━━━━━ Records for processing

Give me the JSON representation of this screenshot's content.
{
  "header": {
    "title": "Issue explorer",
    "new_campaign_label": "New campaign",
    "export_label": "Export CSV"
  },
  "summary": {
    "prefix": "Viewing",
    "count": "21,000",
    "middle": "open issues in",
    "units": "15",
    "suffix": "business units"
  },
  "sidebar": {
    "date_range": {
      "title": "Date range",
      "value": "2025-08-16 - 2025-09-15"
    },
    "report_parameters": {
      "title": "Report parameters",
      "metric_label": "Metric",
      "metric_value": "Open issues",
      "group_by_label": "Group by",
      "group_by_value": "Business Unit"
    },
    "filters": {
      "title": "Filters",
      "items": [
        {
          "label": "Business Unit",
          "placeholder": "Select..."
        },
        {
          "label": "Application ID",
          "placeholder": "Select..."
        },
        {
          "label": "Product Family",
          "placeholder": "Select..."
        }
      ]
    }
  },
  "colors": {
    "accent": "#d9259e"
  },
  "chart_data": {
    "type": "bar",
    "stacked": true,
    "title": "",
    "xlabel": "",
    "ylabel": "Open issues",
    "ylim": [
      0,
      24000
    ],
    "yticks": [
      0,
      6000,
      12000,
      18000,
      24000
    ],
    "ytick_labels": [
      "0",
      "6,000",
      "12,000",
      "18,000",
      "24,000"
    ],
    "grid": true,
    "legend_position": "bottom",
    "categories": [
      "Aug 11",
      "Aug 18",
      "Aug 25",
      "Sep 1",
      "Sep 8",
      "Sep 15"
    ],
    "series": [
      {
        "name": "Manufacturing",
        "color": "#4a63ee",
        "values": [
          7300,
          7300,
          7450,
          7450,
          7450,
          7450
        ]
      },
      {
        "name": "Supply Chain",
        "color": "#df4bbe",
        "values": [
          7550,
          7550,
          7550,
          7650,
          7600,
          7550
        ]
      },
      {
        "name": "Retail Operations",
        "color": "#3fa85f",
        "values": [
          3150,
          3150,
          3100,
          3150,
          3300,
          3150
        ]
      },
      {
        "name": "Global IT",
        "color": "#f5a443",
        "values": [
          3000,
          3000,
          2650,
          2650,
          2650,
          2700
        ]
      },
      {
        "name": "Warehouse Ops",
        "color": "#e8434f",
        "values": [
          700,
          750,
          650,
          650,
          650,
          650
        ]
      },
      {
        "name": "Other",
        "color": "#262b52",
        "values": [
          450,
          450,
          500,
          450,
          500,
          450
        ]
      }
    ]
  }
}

━━━━━━━━━━

**Work to be completed:** Which lines in the records above contain the string "title"? Copy each one.

**Exercise response:**
    "title": "Issue explorer",
      "title": "Date range",
      "title": "Report parameters",
      "title": "Filters",
    "title": "",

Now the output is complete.